PROBLEM
Output each entry that follows exactly. Images stay out.

EXCERPTED RECORDS
- - -
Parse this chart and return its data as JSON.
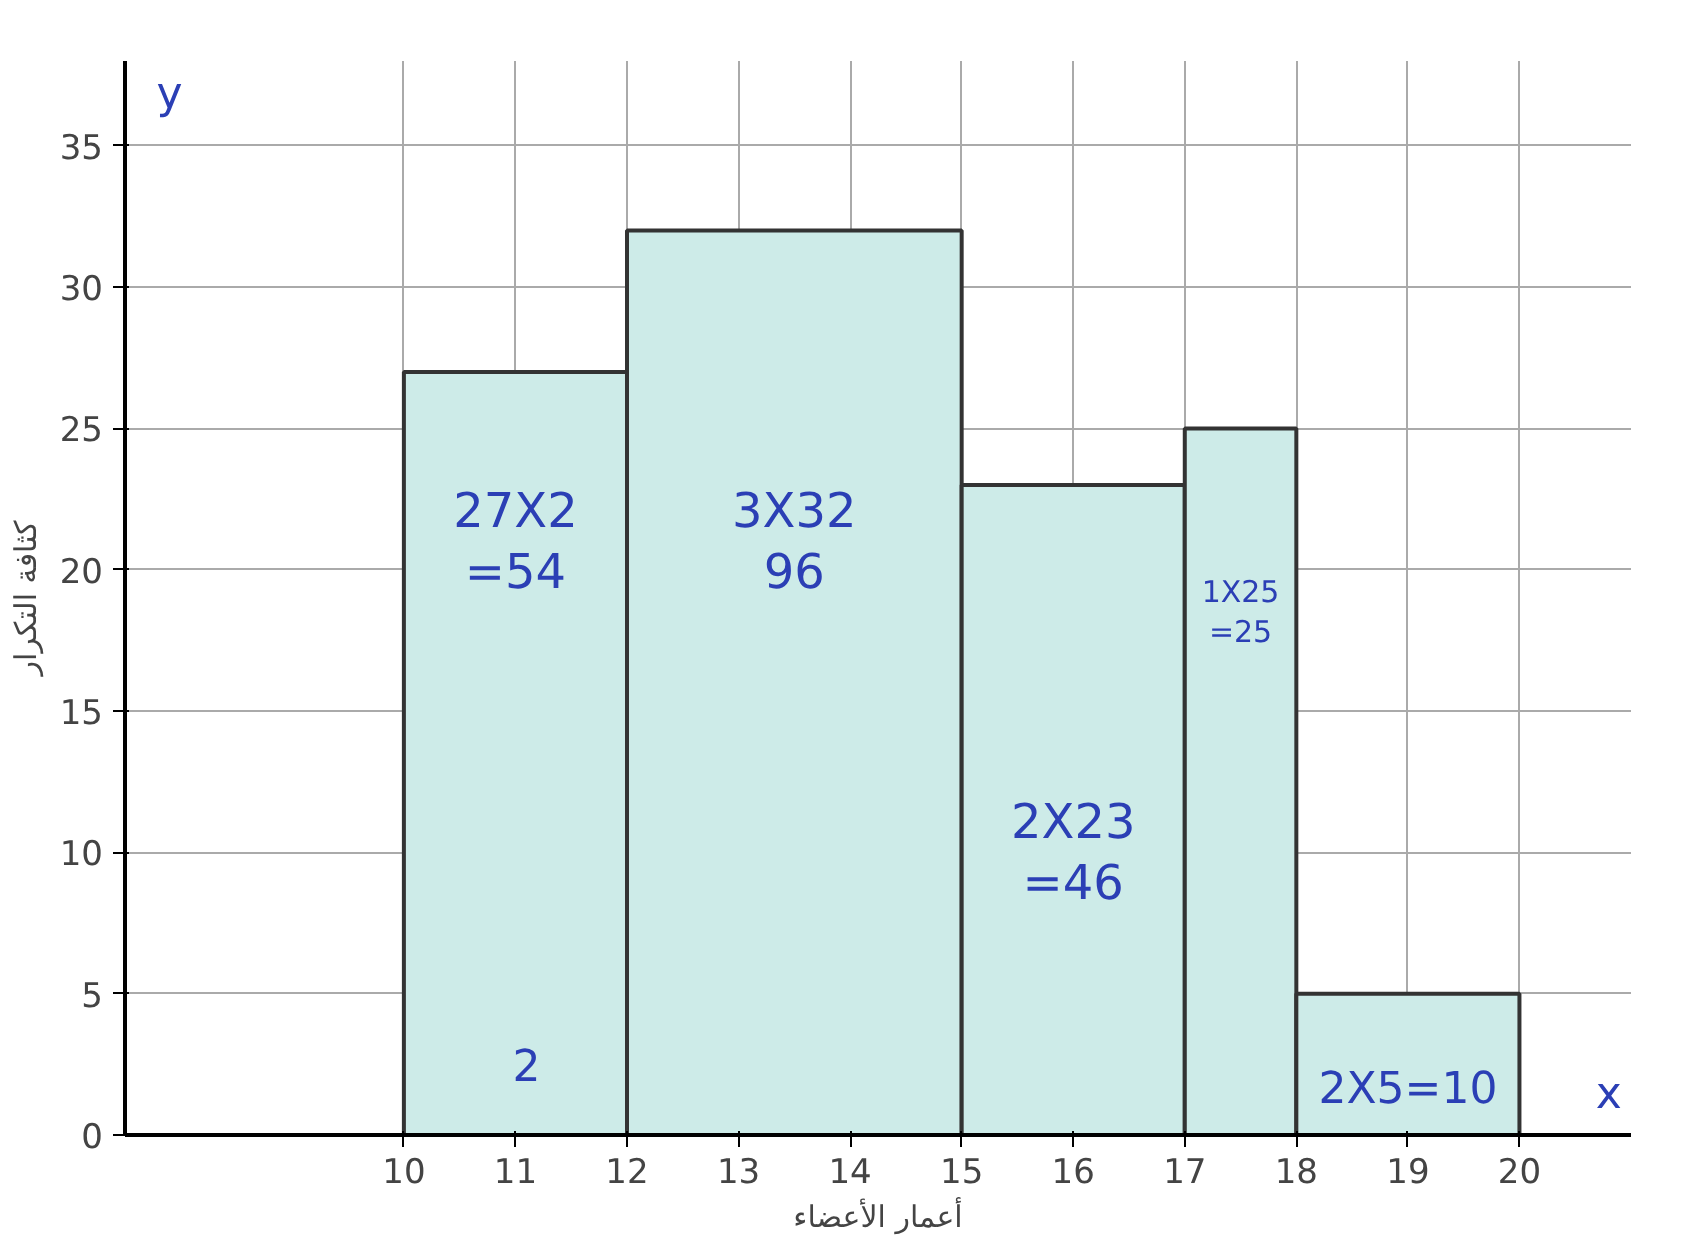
{
  "chart_data": {
    "type": "histogram",
    "xlabel": "أعمار الأعضاء",
    "ylabel": "كثافة التكرار",
    "bins": [
      10,
      12,
      15,
      17,
      18,
      20
    ],
    "values": [
      27,
      32,
      23,
      25,
      5
    ],
    "color": "#cdebe8",
    "xlim": [
      7.5,
      21
    ],
    "ylim": [
      0,
      38
    ],
    "xticks": [
      10,
      11,
      12,
      13,
      14,
      15,
      16,
      17,
      18,
      19,
      20
    ],
    "yticks": [
      0,
      5,
      10,
      15,
      20,
      25,
      30,
      35
    ],
    "grid": true,
    "annotations": [
      "27X2\n=54",
      "3X32\n96",
      "2X23\n=46",
      "1X25\n=25",
      "2X5=10",
      "2",
      "x",
      "y"
    ]
  }
}
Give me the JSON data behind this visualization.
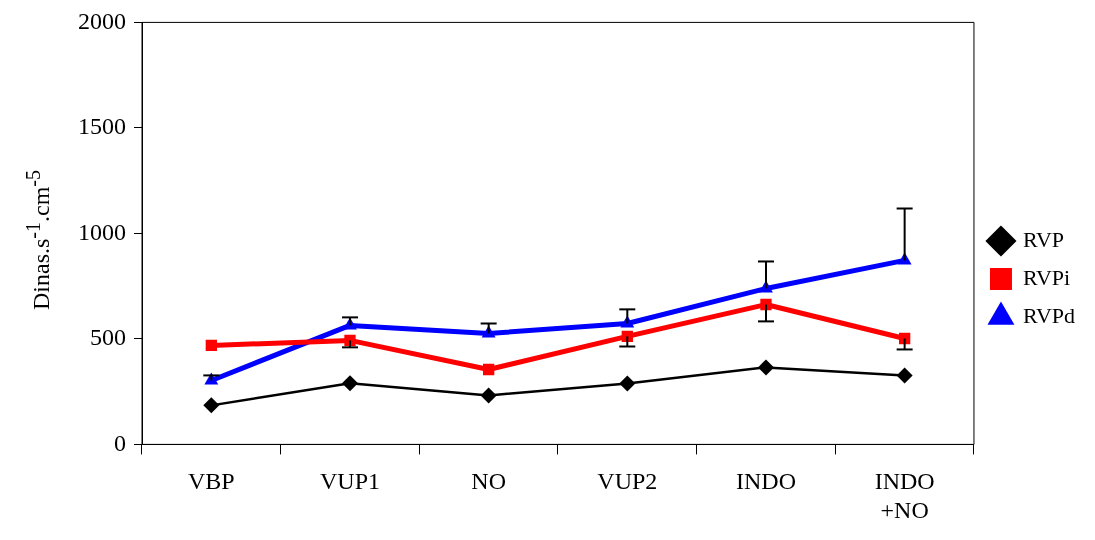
- - -
EXERCISE SOLUTION
Parse this chart and return its data as JSON.
{
  "chart_data": {
    "type": "histogram",
    "xlabel": "أعمار الأعضاء",
    "ylabel": "كثافة التكرار",
    "bins": [
      10,
      12,
      15,
      17,
      18,
      20
    ],
    "values": [
      27,
      32,
      23,
      25,
      5
    ],
    "color": "#cdebe8",
    "xlim": [
      7.5,
      21
    ],
    "ylim": [
      0,
      38
    ],
    "xticks": [
      10,
      11,
      12,
      13,
      14,
      15,
      16,
      17,
      18,
      19,
      20
    ],
    "yticks": [
      0,
      5,
      10,
      15,
      20,
      25,
      30,
      35
    ],
    "grid": true,
    "annotations": [
      "27X2\n=54",
      "3X32\n96",
      "2X23\n=46",
      "1X25\n=25",
      "2X5=10",
      "2",
      "x",
      "y"
    ]
  }
}
Give me the JSON data behind this visualization.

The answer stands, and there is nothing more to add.